Exercise aim:
Omit any picture, and return the remaining data exactly as written.
** Begin **
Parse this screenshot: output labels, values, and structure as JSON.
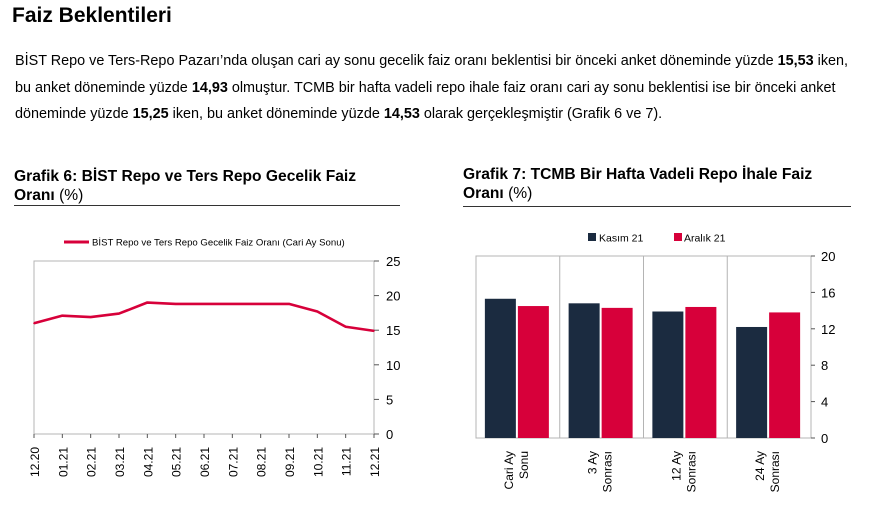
{
  "page": {
    "title": "Faiz Beklentileri",
    "paragraph": {
      "p1": "BİST Repo ve Ters-Repo Pazarı’nda oluşan cari ay sonu gecelik faiz oranı beklentisi bir önceki anket döneminde yüzde ",
      "v1": "15,53",
      "p2": " iken, bu anket döneminde yüzde ",
      "v2": "14,93",
      "p3": " olmuştur. TCMB bir hafta vadeli repo ihale faiz oranı cari ay sonu beklentisi ise bir önceki anket döneminde yüzde ",
      "v3": "15,25",
      "p4": " iken, bu anket döneminde yüzde ",
      "v4": "14,53",
      "p5": " olarak gerçekleşmiştir (Grafik 6 ve 7)."
    }
  },
  "charts": {
    "g6": {
      "label": "Grafik 6:",
      "title_bold": "BİST Repo ve Ters Repo Gecelik Faiz",
      "title_bold_2": "Oranı",
      "unit": " (%)"
    },
    "g7": {
      "label": "Grafik 7:",
      "title_bold": "TCMB Bir Hafta Vadeli Repo İhale Faiz",
      "title_bold_2": "Oranı",
      "unit": " (%)"
    }
  },
  "chart_data": [
    {
      "type": "line",
      "legend_position": "top-center",
      "series": [
        {
          "name": "BİST Repo ve Ters Repo Gecelik Faiz Oranı (Cari Ay Sonu)",
          "color": "#d7003a",
          "values": [
            16.0,
            17.1,
            16.9,
            17.4,
            19.0,
            18.8,
            18.8,
            18.8,
            18.8,
            18.8,
            17.7,
            15.5,
            14.9
          ]
        }
      ],
      "x": [
        "12.20",
        "01.21",
        "02.21",
        "03.21",
        "04.21",
        "05.21",
        "06.21",
        "07.21",
        "08.21",
        "09.21",
        "10.21",
        "11.21",
        "12.21"
      ],
      "ylim": [
        0,
        25
      ],
      "yticks": [
        0,
        5,
        10,
        15,
        20,
        25
      ],
      "y_axis_side": "right",
      "grid": false
    },
    {
      "type": "bar",
      "legend_position": "top-center",
      "categories": [
        [
          "Cari Ay",
          "Sonu"
        ],
        [
          "3 Ay",
          "Sonrası"
        ],
        [
          "12 Ay",
          "Sonrası"
        ],
        [
          "24 Ay",
          "Sonrası"
        ]
      ],
      "series": [
        {
          "name": "Kasım 21",
          "color": "#1b2b40",
          "values": [
            15.3,
            14.8,
            13.9,
            12.2
          ]
        },
        {
          "name": "Aralık 21",
          "color": "#d7003a",
          "values": [
            14.5,
            14.3,
            14.4,
            13.8
          ]
        }
      ],
      "ylim": [
        0,
        20
      ],
      "yticks": [
        0,
        4,
        8,
        12,
        16,
        20
      ],
      "y_axis_side": "right",
      "grid": "vertical category separators"
    }
  ]
}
** End **
Answer to this exercise:
Parse this screenshot: output labels, values, and structure as JSON.
{
  "page": {
    "title": "Faiz Beklentileri",
    "paragraph": {
      "p1": "BİST Repo ve Ters-Repo Pazarı’nda oluşan cari ay sonu gecelik faiz oranı beklentisi bir önceki anket döneminde yüzde ",
      "v1": "15,53",
      "p2": " iken, bu anket döneminde yüzde ",
      "v2": "14,93",
      "p3": " olmuştur. TCMB bir hafta vadeli repo ihale faiz oranı cari ay sonu beklentisi ise bir önceki anket döneminde yüzde ",
      "v3": "15,25",
      "p4": " iken, bu anket döneminde yüzde ",
      "v4": "14,53",
      "p5": " olarak gerçekleşmiştir (Grafik 6 ve 7)."
    }
  },
  "charts": {
    "g6": {
      "label": "Grafik 6:",
      "title_bold": "BİST Repo ve Ters Repo Gecelik Faiz",
      "title_bold_2": "Oranı",
      "unit": " (%)"
    },
    "g7": {
      "label": "Grafik 7:",
      "title_bold": "TCMB Bir Hafta Vadeli Repo İhale Faiz",
      "title_bold_2": "Oranı",
      "unit": " (%)"
    }
  },
  "chart_data": [
    {
      "type": "line",
      "legend_position": "top-center",
      "series": [
        {
          "name": "BİST Repo ve Ters Repo Gecelik Faiz Oranı (Cari Ay Sonu)",
          "color": "#d7003a",
          "values": [
            16.0,
            17.1,
            16.9,
            17.4,
            19.0,
            18.8,
            18.8,
            18.8,
            18.8,
            18.8,
            17.7,
            15.5,
            14.9
          ]
        }
      ],
      "x": [
        "12.20",
        "01.21",
        "02.21",
        "03.21",
        "04.21",
        "05.21",
        "06.21",
        "07.21",
        "08.21",
        "09.21",
        "10.21",
        "11.21",
        "12.21"
      ],
      "ylim": [
        0,
        25
      ],
      "yticks": [
        0,
        5,
        10,
        15,
        20,
        25
      ],
      "y_axis_side": "right",
      "grid": false
    },
    {
      "type": "bar",
      "legend_position": "top-center",
      "categories": [
        [
          "Cari Ay",
          "Sonu"
        ],
        [
          "3 Ay",
          "Sonrası"
        ],
        [
          "12 Ay",
          "Sonrası"
        ],
        [
          "24 Ay",
          "Sonrası"
        ]
      ],
      "series": [
        {
          "name": "Kasım 21",
          "color": "#1b2b40",
          "values": [
            15.3,
            14.8,
            13.9,
            12.2
          ]
        },
        {
          "name": "Aralık 21",
          "color": "#d7003a",
          "values": [
            14.5,
            14.3,
            14.4,
            13.8
          ]
        }
      ],
      "ylim": [
        0,
        20
      ],
      "yticks": [
        0,
        4,
        8,
        12,
        16,
        20
      ],
      "y_axis_side": "right",
      "grid": "vertical category separators"
    }
  ]
}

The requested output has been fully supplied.